[Task instructions] Scan the lines and state how many carry "Zscore". Leave out everything but the number.

[START Data shown]

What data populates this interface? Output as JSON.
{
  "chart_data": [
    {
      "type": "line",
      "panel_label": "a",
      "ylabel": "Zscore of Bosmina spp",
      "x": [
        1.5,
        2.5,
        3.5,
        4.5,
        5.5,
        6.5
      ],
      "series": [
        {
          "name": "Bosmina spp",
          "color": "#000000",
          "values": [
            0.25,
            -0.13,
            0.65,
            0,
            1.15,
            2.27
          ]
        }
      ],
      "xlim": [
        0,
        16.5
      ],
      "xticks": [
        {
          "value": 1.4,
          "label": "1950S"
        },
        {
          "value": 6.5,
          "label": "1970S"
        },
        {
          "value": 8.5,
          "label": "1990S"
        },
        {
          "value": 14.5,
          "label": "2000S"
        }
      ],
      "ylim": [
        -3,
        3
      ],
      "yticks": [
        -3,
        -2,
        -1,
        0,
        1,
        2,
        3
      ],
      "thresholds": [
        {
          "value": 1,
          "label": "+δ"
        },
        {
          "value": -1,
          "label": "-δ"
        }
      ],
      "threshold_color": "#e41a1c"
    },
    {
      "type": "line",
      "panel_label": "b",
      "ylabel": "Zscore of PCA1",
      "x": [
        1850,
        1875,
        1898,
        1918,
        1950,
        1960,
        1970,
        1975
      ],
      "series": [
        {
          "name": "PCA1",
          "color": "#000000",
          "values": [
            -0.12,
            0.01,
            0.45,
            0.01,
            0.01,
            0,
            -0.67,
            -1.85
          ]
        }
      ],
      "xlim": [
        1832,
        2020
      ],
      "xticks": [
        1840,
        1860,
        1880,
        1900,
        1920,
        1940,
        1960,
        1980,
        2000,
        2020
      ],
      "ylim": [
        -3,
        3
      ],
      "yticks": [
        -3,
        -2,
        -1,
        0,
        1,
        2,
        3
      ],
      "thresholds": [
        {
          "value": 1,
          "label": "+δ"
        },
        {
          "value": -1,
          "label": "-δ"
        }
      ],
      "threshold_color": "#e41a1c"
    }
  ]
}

[END Data shown]

[Problem solution] 2